EXERCISE AIM:
Copy each of the rows below exactly, with nothing altered.

=== DATA RECORDS ===

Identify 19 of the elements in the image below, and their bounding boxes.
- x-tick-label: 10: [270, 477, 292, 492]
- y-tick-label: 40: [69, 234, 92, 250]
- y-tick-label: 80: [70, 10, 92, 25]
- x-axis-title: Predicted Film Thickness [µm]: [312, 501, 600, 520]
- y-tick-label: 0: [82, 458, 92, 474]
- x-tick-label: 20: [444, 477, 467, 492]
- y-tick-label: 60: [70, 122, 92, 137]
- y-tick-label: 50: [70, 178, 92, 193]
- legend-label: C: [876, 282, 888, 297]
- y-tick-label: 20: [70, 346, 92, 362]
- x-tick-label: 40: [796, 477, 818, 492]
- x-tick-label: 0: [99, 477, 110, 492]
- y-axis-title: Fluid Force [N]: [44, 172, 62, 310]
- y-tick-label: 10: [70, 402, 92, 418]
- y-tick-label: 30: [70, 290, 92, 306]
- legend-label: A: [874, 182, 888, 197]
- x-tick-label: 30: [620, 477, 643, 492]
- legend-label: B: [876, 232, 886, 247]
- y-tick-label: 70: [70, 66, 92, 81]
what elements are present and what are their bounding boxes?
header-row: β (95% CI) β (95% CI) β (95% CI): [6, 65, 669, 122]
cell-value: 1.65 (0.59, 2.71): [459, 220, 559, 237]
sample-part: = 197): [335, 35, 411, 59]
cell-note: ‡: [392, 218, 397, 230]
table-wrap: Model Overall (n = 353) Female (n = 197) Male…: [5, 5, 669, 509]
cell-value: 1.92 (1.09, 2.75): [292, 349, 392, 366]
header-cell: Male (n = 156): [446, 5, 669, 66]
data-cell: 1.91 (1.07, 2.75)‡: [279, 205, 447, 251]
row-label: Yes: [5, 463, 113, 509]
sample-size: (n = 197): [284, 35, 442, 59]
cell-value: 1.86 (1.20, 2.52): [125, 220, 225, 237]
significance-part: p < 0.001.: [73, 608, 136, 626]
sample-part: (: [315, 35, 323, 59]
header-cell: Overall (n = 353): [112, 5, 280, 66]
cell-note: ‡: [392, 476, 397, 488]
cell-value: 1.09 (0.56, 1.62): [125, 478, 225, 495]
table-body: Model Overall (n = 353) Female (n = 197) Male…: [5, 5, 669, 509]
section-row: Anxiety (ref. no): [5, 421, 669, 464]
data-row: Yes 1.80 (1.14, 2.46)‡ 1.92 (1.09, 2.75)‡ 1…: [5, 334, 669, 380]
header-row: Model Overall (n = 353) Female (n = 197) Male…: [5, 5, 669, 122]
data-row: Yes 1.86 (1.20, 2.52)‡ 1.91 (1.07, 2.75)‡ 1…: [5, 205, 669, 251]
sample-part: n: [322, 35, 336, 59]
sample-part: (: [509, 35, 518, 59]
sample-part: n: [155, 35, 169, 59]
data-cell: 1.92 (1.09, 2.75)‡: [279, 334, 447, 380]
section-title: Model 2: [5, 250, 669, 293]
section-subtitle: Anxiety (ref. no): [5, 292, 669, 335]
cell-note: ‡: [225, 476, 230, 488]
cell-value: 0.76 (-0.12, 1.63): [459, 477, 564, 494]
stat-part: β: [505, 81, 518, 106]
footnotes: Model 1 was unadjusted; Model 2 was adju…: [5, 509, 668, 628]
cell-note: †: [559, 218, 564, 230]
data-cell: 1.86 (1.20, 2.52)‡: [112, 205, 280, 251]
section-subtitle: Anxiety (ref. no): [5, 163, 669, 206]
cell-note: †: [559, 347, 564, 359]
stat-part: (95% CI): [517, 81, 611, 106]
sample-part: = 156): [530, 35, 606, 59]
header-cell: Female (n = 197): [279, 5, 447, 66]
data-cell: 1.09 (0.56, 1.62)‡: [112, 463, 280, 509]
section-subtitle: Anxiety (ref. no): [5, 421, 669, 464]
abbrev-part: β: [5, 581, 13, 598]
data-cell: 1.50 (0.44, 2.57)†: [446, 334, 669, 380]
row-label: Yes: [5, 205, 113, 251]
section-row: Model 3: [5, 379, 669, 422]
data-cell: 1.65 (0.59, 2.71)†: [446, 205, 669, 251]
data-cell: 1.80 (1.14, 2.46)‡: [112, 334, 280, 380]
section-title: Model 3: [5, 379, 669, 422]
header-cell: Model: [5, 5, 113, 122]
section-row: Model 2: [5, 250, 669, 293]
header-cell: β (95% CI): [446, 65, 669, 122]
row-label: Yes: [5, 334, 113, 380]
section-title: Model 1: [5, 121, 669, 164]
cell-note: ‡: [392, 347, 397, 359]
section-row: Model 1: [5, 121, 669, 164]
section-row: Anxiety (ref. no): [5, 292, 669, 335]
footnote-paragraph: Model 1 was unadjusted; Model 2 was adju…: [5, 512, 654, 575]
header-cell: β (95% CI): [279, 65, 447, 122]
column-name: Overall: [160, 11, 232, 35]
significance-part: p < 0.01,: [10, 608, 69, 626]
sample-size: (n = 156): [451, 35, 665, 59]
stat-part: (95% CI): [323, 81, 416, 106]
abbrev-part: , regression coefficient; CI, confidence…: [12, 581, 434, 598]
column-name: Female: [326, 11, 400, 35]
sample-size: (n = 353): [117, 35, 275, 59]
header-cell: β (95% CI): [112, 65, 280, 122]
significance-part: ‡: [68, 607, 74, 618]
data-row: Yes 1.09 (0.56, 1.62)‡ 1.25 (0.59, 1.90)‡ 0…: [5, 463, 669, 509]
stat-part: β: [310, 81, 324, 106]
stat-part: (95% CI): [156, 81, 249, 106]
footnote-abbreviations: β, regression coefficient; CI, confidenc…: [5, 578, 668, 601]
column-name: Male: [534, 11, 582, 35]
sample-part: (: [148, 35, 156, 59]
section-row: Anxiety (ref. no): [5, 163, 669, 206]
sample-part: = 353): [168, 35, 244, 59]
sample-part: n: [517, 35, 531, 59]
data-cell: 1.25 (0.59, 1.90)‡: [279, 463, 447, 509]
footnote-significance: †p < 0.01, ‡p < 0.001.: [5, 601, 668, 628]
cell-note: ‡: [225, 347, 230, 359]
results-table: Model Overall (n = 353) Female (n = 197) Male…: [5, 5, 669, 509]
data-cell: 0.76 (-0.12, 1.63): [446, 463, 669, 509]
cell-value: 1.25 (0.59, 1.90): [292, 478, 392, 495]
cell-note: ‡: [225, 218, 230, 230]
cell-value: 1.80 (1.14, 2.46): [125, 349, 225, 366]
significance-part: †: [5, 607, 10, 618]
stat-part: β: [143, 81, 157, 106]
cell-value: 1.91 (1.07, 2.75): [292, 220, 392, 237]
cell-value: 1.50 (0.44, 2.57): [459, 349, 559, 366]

===

COMPLETE OUTPUT:
Identify 19 of the elements in the image below, and their bounding boxes.
- x-tick-label: 10: [270, 477, 292, 492]
- y-tick-label: 40: [69, 234, 92, 250]
- y-tick-label: 80: [70, 10, 92, 25]
- x-axis-title: Predicted Film Thickness [µm]: [312, 501, 600, 520]
- y-tick-label: 0: [82, 458, 92, 474]
- x-tick-label: 20: [444, 477, 467, 492]
- y-tick-label: 60: [70, 122, 92, 137]
- y-tick-label: 50: [70, 178, 92, 193]
- legend-label: C: [876, 282, 888, 297]
- y-tick-label: 20: [70, 346, 92, 362]
- x-tick-label: 40: [796, 477, 818, 492]
- x-tick-label: 0: [99, 477, 110, 492]
- y-axis-title: Fluid Force [N]: [44, 172, 62, 310]
- y-tick-label: 10: [70, 402, 92, 418]
- y-tick-label: 30: [70, 290, 92, 306]
- legend-label: A: [874, 182, 888, 197]
- x-tick-label: 30: [620, 477, 643, 492]
- legend-label: B: [876, 232, 886, 247]
- y-tick-label: 70: [70, 66, 92, 81]
what elements are present and what are their bounding boxes?
header-row: β (95% CI) β (95% CI) β (95% CI): [6, 65, 669, 122]
cell-value: 1.65 (0.59, 2.71): [459, 220, 559, 237]
sample-part: = 197): [335, 35, 411, 59]
cell-note: ‡: [392, 218, 397, 230]
table-wrap: Model Overall (n = 353) Female (n = 197) Male…: [5, 5, 669, 509]
cell-value: 1.92 (1.09, 2.75): [292, 349, 392, 366]
header-cell: Male (n = 156): [446, 5, 669, 66]
data-cell: 1.91 (1.07, 2.75)‡: [279, 205, 447, 251]
row-label: Yes: [5, 463, 113, 509]
sample-size: (n = 197): [284, 35, 442, 59]
cell-value: 1.86 (1.20, 2.52): [125, 220, 225, 237]
significance-part: p < 0.001.: [73, 608, 136, 626]
sample-part: (: [315, 35, 323, 59]
header-cell: Overall (n = 353): [112, 5, 280, 66]
cell-note: ‡: [392, 476, 397, 488]
cell-value: 1.09 (0.56, 1.62): [125, 478, 225, 495]
table-body: Model Overall (n = 353) Female (n = 197) Male…: [5, 5, 669, 509]
section-row: Anxiety (ref. no): [5, 421, 669, 464]
data-row: Yes 1.80 (1.14, 2.46)‡ 1.92 (1.09, 2.75)‡ 1…: [5, 334, 669, 380]
header-row: Model Overall (n = 353) Female (n = 197) Male…: [5, 5, 669, 122]
data-row: Yes 1.86 (1.20, 2.52)‡ 1.91 (1.07, 2.75)‡ 1…: [5, 205, 669, 251]
sample-part: n: [322, 35, 336, 59]
sample-part: (: [509, 35, 518, 59]
sample-part: n: [155, 35, 169, 59]
data-cell: 1.92 (1.09, 2.75)‡: [279, 334, 447, 380]
section-title: Model 2: [5, 250, 669, 293]
section-subtitle: Anxiety (ref. no): [5, 292, 669, 335]
cell-note: ‡: [225, 476, 230, 488]
cell-value: 0.76 (-0.12, 1.63): [459, 477, 564, 494]
stat-part: β: [505, 81, 518, 106]
footnotes: Model 1 was unadjusted; Model 2 was adju…: [5, 509, 668, 628]
cell-note: †: [559, 218, 564, 230]
data-cell: 1.86 (1.20, 2.52)‡: [112, 205, 280, 251]
section-subtitle: Anxiety (ref. no): [5, 163, 669, 206]
cell-note: †: [559, 347, 564, 359]
stat-part: (95% CI): [517, 81, 611, 106]
sample-part: = 156): [530, 35, 606, 59]
header-cell: Female (n = 197): [279, 5, 447, 66]
data-cell: 1.09 (0.56, 1.62)‡: [112, 463, 280, 509]
section-subtitle: Anxiety (ref. no): [5, 421, 669, 464]
abbrev-part: β: [5, 581, 13, 598]
data-cell: 1.50 (0.44, 2.57)†: [446, 334, 669, 380]
row-label: Yes: [5, 205, 113, 251]
section-row: Model 3: [5, 379, 669, 422]
data-cell: 1.65 (0.59, 2.71)†: [446, 205, 669, 251]
data-cell: 1.80 (1.14, 2.46)‡: [112, 334, 280, 380]
section-title: Model 3: [5, 379, 669, 422]
header-cell: Model: [5, 5, 113, 122]
section-row: Model 2: [5, 250, 669, 293]
header-cell: β (95% CI): [446, 65, 669, 122]
row-label: Yes: [5, 334, 113, 380]
section-title: Model 1: [5, 121, 669, 164]
cell-note: ‡: [392, 347, 397, 359]
section-row: Model 1: [5, 121, 669, 164]
section-row: Anxiety (ref. no): [5, 292, 669, 335]
footnote-paragraph: Model 1 was unadjusted; Model 2 was adju…: [5, 512, 654, 575]
header-cell: β (95% CI): [279, 65, 447, 122]
column-name: Overall: [160, 11, 232, 35]
significance-part: p < 0.01,: [10, 608, 69, 626]
sample-size: (n = 156): [451, 35, 665, 59]
stat-part: (95% CI): [323, 81, 416, 106]
abbrev-part: , regression coefficient; CI, confidence…: [12, 581, 434, 598]
column-name: Female: [326, 11, 400, 35]
sample-size: (n = 353): [117, 35, 275, 59]
header-cell: β (95% CI): [112, 65, 280, 122]
significance-part: ‡: [68, 607, 74, 618]
data-row: Yes 1.09 (0.56, 1.62)‡ 1.25 (0.59, 1.90)‡ 0…: [5, 463, 669, 509]
stat-part: β: [310, 81, 324, 106]
stat-part: (95% CI): [156, 81, 249, 106]
footnote-abbreviations: β, regression coefficient; CI, confidenc…: [5, 578, 668, 601]
column-name: Male: [534, 11, 582, 35]
sample-part: (: [148, 35, 156, 59]
section-row: Anxiety (ref. no): [5, 163, 669, 206]
sample-part: = 353): [168, 35, 244, 59]
sample-part: n: [517, 35, 531, 59]
data-cell: 1.25 (0.59, 1.90)‡: [279, 463, 447, 509]
footnote-significance: †p < 0.01, ‡p < 0.001.: [5, 601, 668, 628]
cell-note: ‡: [225, 347, 230, 359]
results-table: Model Overall (n = 353) Female (n = 197) Male…: [5, 5, 669, 509]
data-cell: 0.76 (-0.12, 1.63): [446, 463, 669, 509]
cell-value: 1.25 (0.59, 1.90): [292, 478, 392, 495]
cell-note: ‡: [225, 218, 230, 230]
cell-value: 1.80 (1.14, 2.46): [125, 349, 225, 366]
significance-part: †: [5, 607, 10, 618]
stat-part: β: [143, 81, 157, 106]
cell-value: 1.91 (1.07, 2.75): [292, 220, 392, 237]
cell-value: 1.50 (0.44, 2.57): [459, 349, 559, 366]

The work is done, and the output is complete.